(A run of records)
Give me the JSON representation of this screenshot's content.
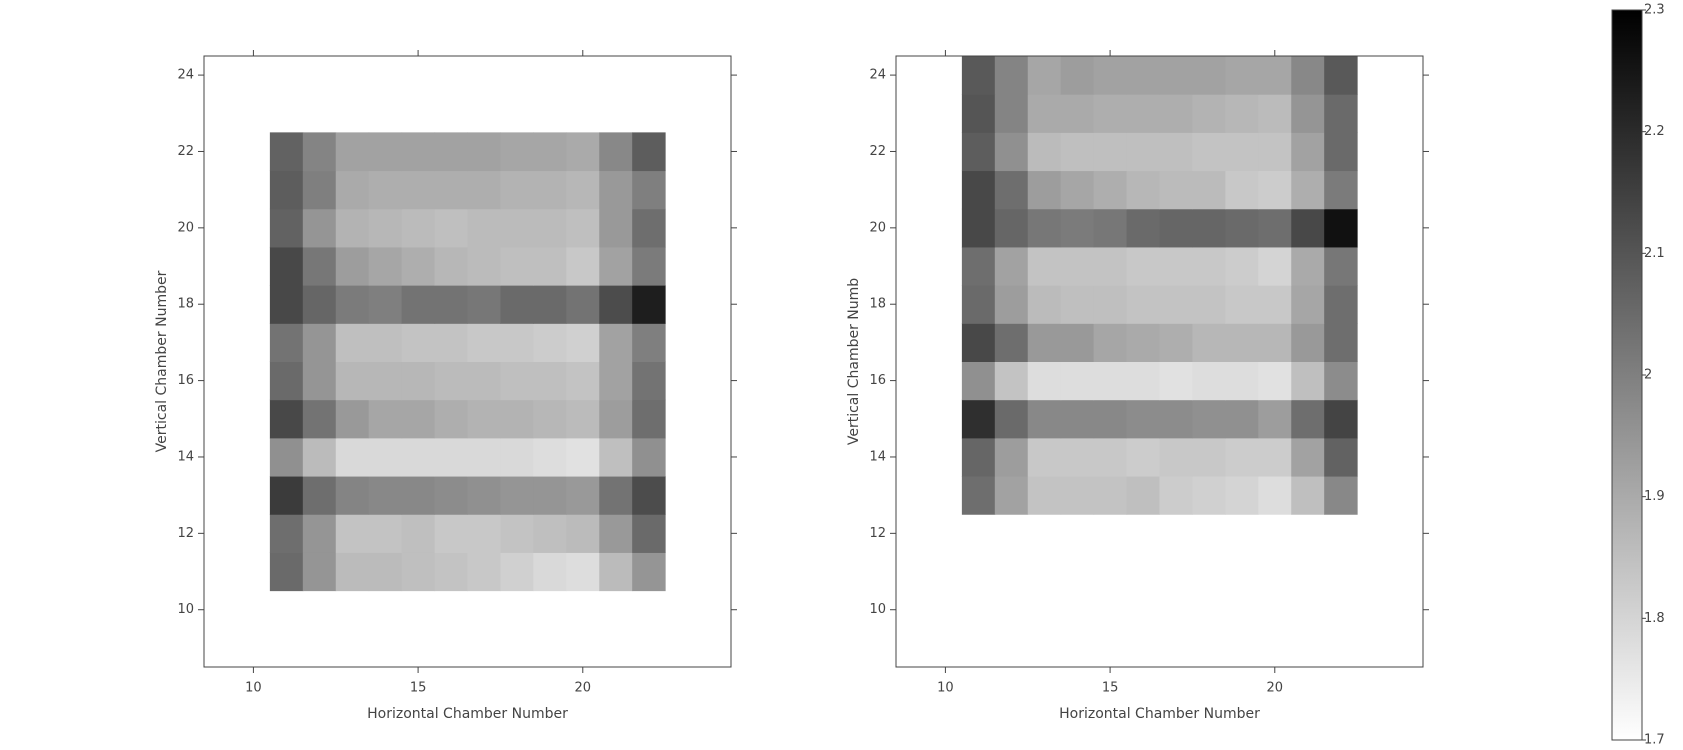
{
  "chart_data": [
    {
      "type": "heatmap",
      "xlabel": "Horizontal Chamber Number",
      "ylabel": "Vertical Chamber Number",
      "x": [
        11,
        12,
        13,
        14,
        15,
        16,
        17,
        18,
        19,
        20,
        21,
        22
      ],
      "y": [
        11,
        12,
        13,
        14,
        15,
        16,
        17,
        18,
        19,
        20,
        21,
        22
      ],
      "z": [
        [
          2.05,
          1.95,
          1.86,
          1.86,
          1.85,
          1.84,
          1.83,
          1.81,
          1.79,
          1.78,
          1.86,
          1.95
        ],
        [
          2.04,
          1.95,
          1.84,
          1.84,
          1.85,
          1.83,
          1.83,
          1.84,
          1.85,
          1.86,
          1.94,
          2.05
        ],
        [
          2.16,
          2.04,
          1.99,
          1.98,
          1.98,
          1.97,
          1.96,
          1.95,
          1.95,
          1.94,
          2.03,
          2.12
        ],
        [
          1.96,
          1.86,
          1.79,
          1.79,
          1.79,
          1.79,
          1.79,
          1.79,
          1.78,
          1.77,
          1.85,
          1.96
        ],
        [
          2.13,
          2.03,
          1.94,
          1.91,
          1.91,
          1.89,
          1.88,
          1.88,
          1.87,
          1.86,
          1.93,
          2.04
        ],
        [
          2.05,
          1.95,
          1.87,
          1.87,
          1.87,
          1.86,
          1.86,
          1.85,
          1.85,
          1.84,
          1.92,
          2.03
        ],
        [
          2.03,
          1.95,
          1.85,
          1.85,
          1.84,
          1.84,
          1.83,
          1.83,
          1.82,
          1.81,
          1.92,
          2.0
        ],
        [
          2.13,
          2.06,
          2.01,
          2.0,
          2.03,
          2.03,
          2.02,
          2.05,
          2.05,
          2.03,
          2.12,
          2.23
        ],
        [
          2.13,
          2.02,
          1.93,
          1.91,
          1.89,
          1.87,
          1.86,
          1.85,
          1.85,
          1.83,
          1.92,
          2.01
        ],
        [
          2.07,
          1.95,
          1.88,
          1.87,
          1.86,
          1.85,
          1.86,
          1.86,
          1.86,
          1.85,
          1.94,
          2.04
        ],
        [
          2.08,
          2.0,
          1.9,
          1.89,
          1.89,
          1.89,
          1.89,
          1.88,
          1.88,
          1.87,
          1.94,
          2.0
        ],
        [
          2.07,
          1.99,
          1.92,
          1.92,
          1.92,
          1.92,
          1.92,
          1.91,
          1.91,
          1.9,
          1.98,
          2.08
        ]
      ],
      "xlim": [
        8.5,
        24.5
      ],
      "ylim": [
        8.5,
        24.5
      ],
      "xticks": [
        10,
        15,
        20
      ],
      "yticks": [
        10,
        12,
        14,
        16,
        18,
        20,
        22,
        24
      ]
    },
    {
      "type": "heatmap",
      "xlabel": "Horizontal Chamber Number",
      "ylabel": "Vertical Chamber Numb",
      "x": [
        11,
        12,
        13,
        14,
        15,
        16,
        17,
        18,
        19,
        20,
        21,
        22
      ],
      "y": [
        13,
        14,
        15,
        16,
        17,
        18,
        19,
        20,
        21,
        22,
        23,
        24
      ],
      "z": [
        [
          2.04,
          1.92,
          1.84,
          1.84,
          1.84,
          1.85,
          1.82,
          1.81,
          1.8,
          1.78,
          1.85,
          1.98
        ],
        [
          2.06,
          1.93,
          1.83,
          1.83,
          1.83,
          1.82,
          1.83,
          1.83,
          1.82,
          1.82,
          1.92,
          2.07
        ],
        [
          2.19,
          2.05,
          1.98,
          1.98,
          1.98,
          1.97,
          1.97,
          1.96,
          1.96,
          1.93,
          2.04,
          2.14
        ],
        [
          1.96,
          1.84,
          1.78,
          1.78,
          1.78,
          1.78,
          1.77,
          1.78,
          1.78,
          1.77,
          1.85,
          1.97
        ],
        [
          2.13,
          2.04,
          1.94,
          1.94,
          1.91,
          1.9,
          1.89,
          1.87,
          1.87,
          1.87,
          1.94,
          2.04
        ],
        [
          2.05,
          1.93,
          1.86,
          1.85,
          1.85,
          1.84,
          1.84,
          1.84,
          1.83,
          1.83,
          1.91,
          2.04
        ],
        [
          2.04,
          1.92,
          1.84,
          1.84,
          1.84,
          1.83,
          1.83,
          1.83,
          1.82,
          1.8,
          1.9,
          2.02
        ],
        [
          2.13,
          2.06,
          2.02,
          2.01,
          2.02,
          2.05,
          2.06,
          2.06,
          2.05,
          2.04,
          2.13,
          2.26
        ],
        [
          2.13,
          2.04,
          1.93,
          1.91,
          1.89,
          1.87,
          1.86,
          1.86,
          1.83,
          1.82,
          1.89,
          2.01
        ],
        [
          2.08,
          1.96,
          1.86,
          1.85,
          1.85,
          1.85,
          1.85,
          1.84,
          1.84,
          1.84,
          1.92,
          2.05
        ],
        [
          2.1,
          1.99,
          1.9,
          1.9,
          1.89,
          1.89,
          1.89,
          1.88,
          1.87,
          1.86,
          1.95,
          2.05
        ],
        [
          2.09,
          1.99,
          1.91,
          1.93,
          1.92,
          1.92,
          1.92,
          1.92,
          1.91,
          1.91,
          1.98,
          2.09
        ]
      ],
      "xlim": [
        8.5,
        24.5
      ],
      "ylim": [
        8.5,
        24.5
      ],
      "xticks": [
        10,
        15,
        20
      ],
      "yticks": [
        10,
        12,
        14,
        16,
        18,
        20,
        22,
        24
      ]
    },
    {
      "type": "colorbar",
      "zlim": [
        1.7,
        2.3
      ],
      "ticks": [
        1.7,
        1.8,
        1.9,
        2,
        2.1,
        2.2,
        2.3
      ],
      "colorscale": [
        "#ffffff",
        "#000000"
      ]
    }
  ]
}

» **WHAT IS REQUIRED**
Set down the material exactly, every line of it, except for the pictures.

» **FULL OUTPUT**
Give me the JSON representation of this screenshot's content.
{
  "chart_data": [
    {
      "type": "heatmap",
      "xlabel": "Horizontal Chamber Number",
      "ylabel": "Vertical Chamber Number",
      "x": [
        11,
        12,
        13,
        14,
        15,
        16,
        17,
        18,
        19,
        20,
        21,
        22
      ],
      "y": [
        11,
        12,
        13,
        14,
        15,
        16,
        17,
        18,
        19,
        20,
        21,
        22
      ],
      "z": [
        [
          2.05,
          1.95,
          1.86,
          1.86,
          1.85,
          1.84,
          1.83,
          1.81,
          1.79,
          1.78,
          1.86,
          1.95
        ],
        [
          2.04,
          1.95,
          1.84,
          1.84,
          1.85,
          1.83,
          1.83,
          1.84,
          1.85,
          1.86,
          1.94,
          2.05
        ],
        [
          2.16,
          2.04,
          1.99,
          1.98,
          1.98,
          1.97,
          1.96,
          1.95,
          1.95,
          1.94,
          2.03,
          2.12
        ],
        [
          1.96,
          1.86,
          1.79,
          1.79,
          1.79,
          1.79,
          1.79,
          1.79,
          1.78,
          1.77,
          1.85,
          1.96
        ],
        [
          2.13,
          2.03,
          1.94,
          1.91,
          1.91,
          1.89,
          1.88,
          1.88,
          1.87,
          1.86,
          1.93,
          2.04
        ],
        [
          2.05,
          1.95,
          1.87,
          1.87,
          1.87,
          1.86,
          1.86,
          1.85,
          1.85,
          1.84,
          1.92,
          2.03
        ],
        [
          2.03,
          1.95,
          1.85,
          1.85,
          1.84,
          1.84,
          1.83,
          1.83,
          1.82,
          1.81,
          1.92,
          2.0
        ],
        [
          2.13,
          2.06,
          2.01,
          2.0,
          2.03,
          2.03,
          2.02,
          2.05,
          2.05,
          2.03,
          2.12,
          2.23
        ],
        [
          2.13,
          2.02,
          1.93,
          1.91,
          1.89,
          1.87,
          1.86,
          1.85,
          1.85,
          1.83,
          1.92,
          2.01
        ],
        [
          2.07,
          1.95,
          1.88,
          1.87,
          1.86,
          1.85,
          1.86,
          1.86,
          1.86,
          1.85,
          1.94,
          2.04
        ],
        [
          2.08,
          2.0,
          1.9,
          1.89,
          1.89,
          1.89,
          1.89,
          1.88,
          1.88,
          1.87,
          1.94,
          2.0
        ],
        [
          2.07,
          1.99,
          1.92,
          1.92,
          1.92,
          1.92,
          1.92,
          1.91,
          1.91,
          1.9,
          1.98,
          2.08
        ]
      ],
      "xlim": [
        8.5,
        24.5
      ],
      "ylim": [
        8.5,
        24.5
      ],
      "xticks": [
        10,
        15,
        20
      ],
      "yticks": [
        10,
        12,
        14,
        16,
        18,
        20,
        22,
        24
      ]
    },
    {
      "type": "heatmap",
      "xlabel": "Horizontal Chamber Number",
      "ylabel": "Vertical Chamber Numb",
      "x": [
        11,
        12,
        13,
        14,
        15,
        16,
        17,
        18,
        19,
        20,
        21,
        22
      ],
      "y": [
        13,
        14,
        15,
        16,
        17,
        18,
        19,
        20,
        21,
        22,
        23,
        24
      ],
      "z": [
        [
          2.04,
          1.92,
          1.84,
          1.84,
          1.84,
          1.85,
          1.82,
          1.81,
          1.8,
          1.78,
          1.85,
          1.98
        ],
        [
          2.06,
          1.93,
          1.83,
          1.83,
          1.83,
          1.82,
          1.83,
          1.83,
          1.82,
          1.82,
          1.92,
          2.07
        ],
        [
          2.19,
          2.05,
          1.98,
          1.98,
          1.98,
          1.97,
          1.97,
          1.96,
          1.96,
          1.93,
          2.04,
          2.14
        ],
        [
          1.96,
          1.84,
          1.78,
          1.78,
          1.78,
          1.78,
          1.77,
          1.78,
          1.78,
          1.77,
          1.85,
          1.97
        ],
        [
          2.13,
          2.04,
          1.94,
          1.94,
          1.91,
          1.9,
          1.89,
          1.87,
          1.87,
          1.87,
          1.94,
          2.04
        ],
        [
          2.05,
          1.93,
          1.86,
          1.85,
          1.85,
          1.84,
          1.84,
          1.84,
          1.83,
          1.83,
          1.91,
          2.04
        ],
        [
          2.04,
          1.92,
          1.84,
          1.84,
          1.84,
          1.83,
          1.83,
          1.83,
          1.82,
          1.8,
          1.9,
          2.02
        ],
        [
          2.13,
          2.06,
          2.02,
          2.01,
          2.02,
          2.05,
          2.06,
          2.06,
          2.05,
          2.04,
          2.13,
          2.26
        ],
        [
          2.13,
          2.04,
          1.93,
          1.91,
          1.89,
          1.87,
          1.86,
          1.86,
          1.83,
          1.82,
          1.89,
          2.01
        ],
        [
          2.08,
          1.96,
          1.86,
          1.85,
          1.85,
          1.85,
          1.85,
          1.84,
          1.84,
          1.84,
          1.92,
          2.05
        ],
        [
          2.1,
          1.99,
          1.9,
          1.9,
          1.89,
          1.89,
          1.89,
          1.88,
          1.87,
          1.86,
          1.95,
          2.05
        ],
        [
          2.09,
          1.99,
          1.91,
          1.93,
          1.92,
          1.92,
          1.92,
          1.92,
          1.91,
          1.91,
          1.98,
          2.09
        ]
      ],
      "xlim": [
        8.5,
        24.5
      ],
      "ylim": [
        8.5,
        24.5
      ],
      "xticks": [
        10,
        15,
        20
      ],
      "yticks": [
        10,
        12,
        14,
        16,
        18,
        20,
        22,
        24
      ]
    },
    {
      "type": "colorbar",
      "zlim": [
        1.7,
        2.3
      ],
      "ticks": [
        1.7,
        1.8,
        1.9,
        2,
        2.1,
        2.2,
        2.3
      ],
      "colorscale": [
        "#ffffff",
        "#000000"
      ]
    }
  ]
}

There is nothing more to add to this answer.